***** Data records
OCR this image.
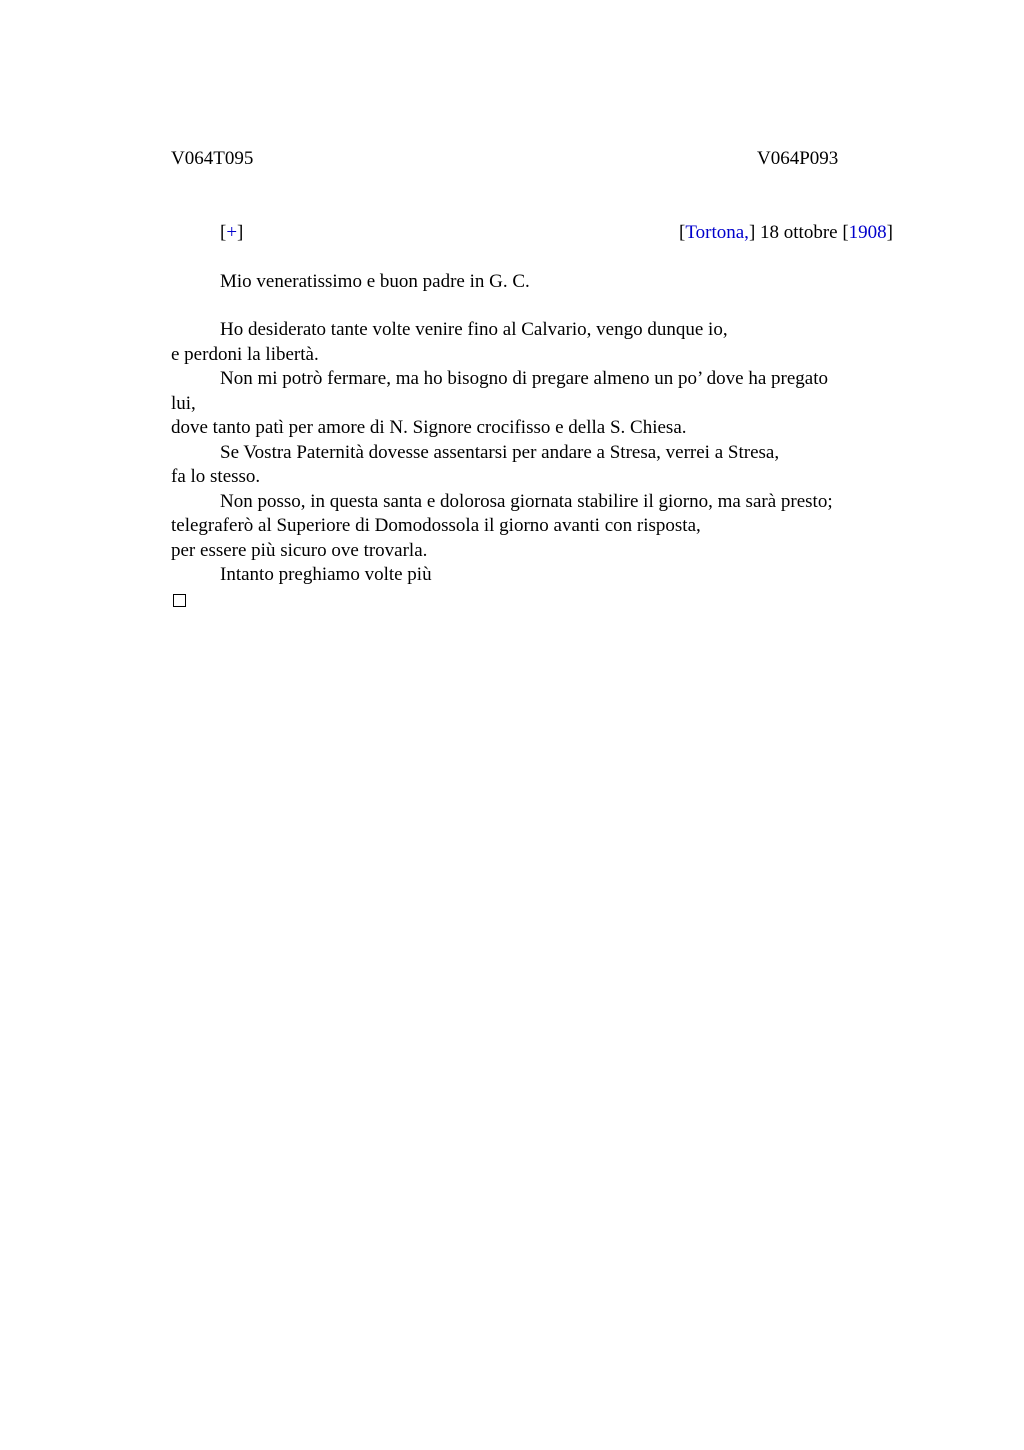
V064T095	V064P093
[+]	[Tortona,] 18 ottobre [1908]
Mio veneratissimo e buon padre in G. C.
Ho desiderato tante volte venire fino al Calvario, vengo dunque io,
e perdoni la libertà.
Non mi potrò fermare, ma ho bisogno di pregare almeno un po’ dove ha pregato
lui,
dove tanto patì per amore di N. Signore crocifisso e della S. Chiesa.
Se Vostra Paternità dovesse assentarsi per andare a Stresa, verrei a Stresa,
fa lo stesso.
Non posso, in questa santa e dolorosa giornata stabilire il giorno, ma sarà presto;
telegraferò al Superiore di Domodossola il giorno avanti con risposta,
per essere più sicuro ove trovarla.
Intanto preghiamo volte più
**********
Omit the pictures. Transcribe every record exactly.

OCR this image.
V064T095	V064P093
[+]	[Tortona,] 18 ottobre [1908]
Mio veneratissimo e buon padre in G. C.
Ho desiderato tante volte venire fino al Calvario, vengo dunque io,
e perdoni la libertà.
Non mi potrò fermare, ma ho bisogno di pregare almeno un po’ dove ha pregato
lui,
dove tanto patì per amore di N. Signore crocifisso e della S. Chiesa.
Se Vostra Paternità dovesse assentarsi per andare a Stresa, verrei a Stresa,
fa lo stesso.
Non posso, in questa santa e dolorosa giornata stabilire il giorno, ma sarà presto;
telegraferò al Superiore di Domodossola il giorno avanti con risposta,
per essere più sicuro ove trovarla.
Intanto preghiamo volte più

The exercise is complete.